:: WHAT TO PRODUCE ::
Reproduce the material word for word; the images stay out.

(A block of data)

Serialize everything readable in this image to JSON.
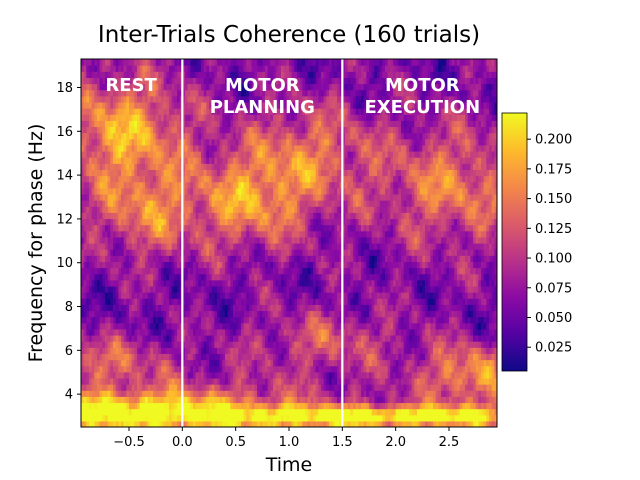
{
  "chart_data": {
    "type": "heatmap",
    "title": "Inter-Trials Coherence (160 trials)",
    "xlabel": "Time",
    "ylabel": "Frequency for phase (Hz)",
    "xlim": [
      -0.95,
      2.95
    ],
    "ylim": [
      2.5,
      19.3
    ],
    "x_ticks": [
      "−0.5",
      "0.0",
      "0.5",
      "1.0",
      "1.5",
      "2.0",
      "2.5"
    ],
    "x_tick_values": [
      -0.5,
      0.0,
      0.5,
      1.0,
      1.5,
      2.0,
      2.5
    ],
    "y_ticks": [
      "4",
      "6",
      "8",
      "10",
      "12",
      "14",
      "16",
      "18"
    ],
    "y_tick_values": [
      4,
      6,
      8,
      10,
      12,
      14,
      16,
      18
    ],
    "colormap": "plasma",
    "colorbar": {
      "range": [
        0.005,
        0.222
      ],
      "ticks": [
        "0.025",
        "0.050",
        "0.075",
        "0.100",
        "0.125",
        "0.150",
        "0.175",
        "0.200"
      ],
      "tick_values": [
        0.025,
        0.05,
        0.075,
        0.1,
        0.125,
        0.15,
        0.175,
        0.2
      ]
    },
    "vlines": [
      0.0,
      1.5
    ],
    "vline_color": "#ffffff",
    "regions": [
      {
        "lines": [
          "REST"
        ],
        "x": -0.48
      },
      {
        "lines": [
          "MOTOR",
          "PLANNING"
        ],
        "x": 0.75
      },
      {
        "lines": [
          "MOTOR",
          "EXECUTION"
        ],
        "x": 2.25
      }
    ],
    "grid": false,
    "hotspots": [
      {
        "t": -0.55,
        "f": 16.0,
        "ft": 1.6,
        "ff": 2.6,
        "v": 0.12
      },
      {
        "t": -0.35,
        "f": 12.2,
        "ft": 2.0,
        "ff": 2.0,
        "v": 0.08
      },
      {
        "t": 0.62,
        "f": 12.8,
        "ft": 1.8,
        "ff": 2.2,
        "v": 0.1
      },
      {
        "t": 1.2,
        "f": 15.0,
        "ft": 1.6,
        "ff": 2.4,
        "v": 0.08
      },
      {
        "t": 1.95,
        "f": 3.0,
        "ft": 0.6,
        "ff": 0.5,
        "v": 0.16
      },
      {
        "t": -0.7,
        "f": 3.2,
        "ft": 1.2,
        "ff": 0.9,
        "v": 0.12
      },
      {
        "t": 2.7,
        "f": 4.9,
        "ft": 2.2,
        "ff": 1.4,
        "v": 0.1
      },
      {
        "t": 2.55,
        "f": 13.5,
        "ft": 1.4,
        "ff": 2.8,
        "v": 0.09
      },
      {
        "t": 0.3,
        "f": 3.3,
        "ft": 1.0,
        "ff": 1.2,
        "v": 0.08
      },
      {
        "t": 1.35,
        "f": 6.5,
        "ft": 1.4,
        "ff": 1.4,
        "v": 0.06
      },
      {
        "t": -0.85,
        "f": 5.5,
        "ft": 1.4,
        "ff": 1.2,
        "v": 0.07
      }
    ]
  }
}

:: WRITTEN SOLUTION ::
Serialize everything readable in this image to JSON.
{
  "chart_data": {
    "type": "heatmap",
    "title": "Inter-Trials Coherence (160 trials)",
    "xlabel": "Time",
    "ylabel": "Frequency for phase (Hz)",
    "xlim": [
      -0.95,
      2.95
    ],
    "ylim": [
      2.5,
      19.3
    ],
    "x_ticks": [
      "−0.5",
      "0.0",
      "0.5",
      "1.0",
      "1.5",
      "2.0",
      "2.5"
    ],
    "x_tick_values": [
      -0.5,
      0.0,
      0.5,
      1.0,
      1.5,
      2.0,
      2.5
    ],
    "y_ticks": [
      "4",
      "6",
      "8",
      "10",
      "12",
      "14",
      "16",
      "18"
    ],
    "y_tick_values": [
      4,
      6,
      8,
      10,
      12,
      14,
      16,
      18
    ],
    "colormap": "plasma",
    "colorbar": {
      "range": [
        0.005,
        0.222
      ],
      "ticks": [
        "0.025",
        "0.050",
        "0.075",
        "0.100",
        "0.125",
        "0.150",
        "0.175",
        "0.200"
      ],
      "tick_values": [
        0.025,
        0.05,
        0.075,
        0.1,
        0.125,
        0.15,
        0.175,
        0.2
      ]
    },
    "vlines": [
      0.0,
      1.5
    ],
    "vline_color": "#ffffff",
    "regions": [
      {
        "lines": [
          "REST"
        ],
        "x": -0.48
      },
      {
        "lines": [
          "MOTOR",
          "PLANNING"
        ],
        "x": 0.75
      },
      {
        "lines": [
          "MOTOR",
          "EXECUTION"
        ],
        "x": 2.25
      }
    ],
    "grid": false,
    "hotspots": [
      {
        "t": -0.55,
        "f": 16.0,
        "ft": 1.6,
        "ff": 2.6,
        "v": 0.12
      },
      {
        "t": -0.35,
        "f": 12.2,
        "ft": 2.0,
        "ff": 2.0,
        "v": 0.08
      },
      {
        "t": 0.62,
        "f": 12.8,
        "ft": 1.8,
        "ff": 2.2,
        "v": 0.1
      },
      {
        "t": 1.2,
        "f": 15.0,
        "ft": 1.6,
        "ff": 2.4,
        "v": 0.08
      },
      {
        "t": 1.95,
        "f": 3.0,
        "ft": 0.6,
        "ff": 0.5,
        "v": 0.16
      },
      {
        "t": -0.7,
        "f": 3.2,
        "ft": 1.2,
        "ff": 0.9,
        "v": 0.12
      },
      {
        "t": 2.7,
        "f": 4.9,
        "ft": 2.2,
        "ff": 1.4,
        "v": 0.1
      },
      {
        "t": 2.55,
        "f": 13.5,
        "ft": 1.4,
        "ff": 2.8,
        "v": 0.09
      },
      {
        "t": 0.3,
        "f": 3.3,
        "ft": 1.0,
        "ff": 1.2,
        "v": 0.08
      },
      {
        "t": 1.35,
        "f": 6.5,
        "ft": 1.4,
        "ff": 1.4,
        "v": 0.06
      },
      {
        "t": -0.85,
        "f": 5.5,
        "ft": 1.4,
        "ff": 1.2,
        "v": 0.07
      }
    ]
  }
}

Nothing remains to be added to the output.